▸ **Supplied data**
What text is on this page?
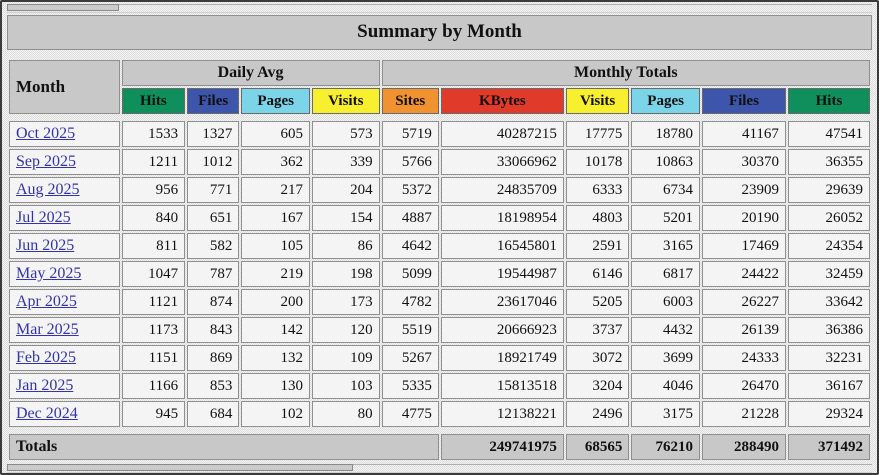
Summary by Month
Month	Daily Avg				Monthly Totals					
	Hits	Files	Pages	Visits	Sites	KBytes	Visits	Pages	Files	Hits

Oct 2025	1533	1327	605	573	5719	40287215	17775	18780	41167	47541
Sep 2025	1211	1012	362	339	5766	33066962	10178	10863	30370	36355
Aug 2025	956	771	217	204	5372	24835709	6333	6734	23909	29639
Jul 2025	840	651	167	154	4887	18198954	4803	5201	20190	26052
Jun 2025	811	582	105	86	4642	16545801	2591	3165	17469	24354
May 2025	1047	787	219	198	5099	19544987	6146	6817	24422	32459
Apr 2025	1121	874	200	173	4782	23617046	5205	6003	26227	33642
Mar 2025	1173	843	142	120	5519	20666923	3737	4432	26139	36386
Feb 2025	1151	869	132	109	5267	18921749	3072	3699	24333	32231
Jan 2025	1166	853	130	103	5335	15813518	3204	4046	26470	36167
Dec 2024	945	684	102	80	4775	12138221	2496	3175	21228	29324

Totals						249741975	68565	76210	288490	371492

▸ **Short problem**
Reproduce every line above as written, skipping pictures.

▸ **Solution to the exercise**
What text is on this page?
Summary by Month
Month	Daily Avg				Monthly Totals					
	Hits	Files	Pages	Visits	Sites	KBytes	Visits	Pages	Files	Hits

Oct 2025	1533	1327	605	573	5719	40287215	17775	18780	41167	47541
Sep 2025	1211	1012	362	339	5766	33066962	10178	10863	30370	36355
Aug 2025	956	771	217	204	5372	24835709	6333	6734	23909	29639
Jul 2025	840	651	167	154	4887	18198954	4803	5201	20190	26052
Jun 2025	811	582	105	86	4642	16545801	2591	3165	17469	24354
May 2025	1047	787	219	198	5099	19544987	6146	6817	24422	32459
Apr 2025	1121	874	200	173	4782	23617046	5205	6003	26227	33642
Mar 2025	1173	843	142	120	5519	20666923	3737	4432	26139	36386
Feb 2025	1151	869	132	109	5267	18921749	3072	3699	24333	32231
Jan 2025	1166	853	130	103	5335	15813518	3204	4046	26470	36167
Dec 2024	945	684	102	80	4775	12138221	2496	3175	21228	29324

Totals						249741975	68565	76210	288490	371492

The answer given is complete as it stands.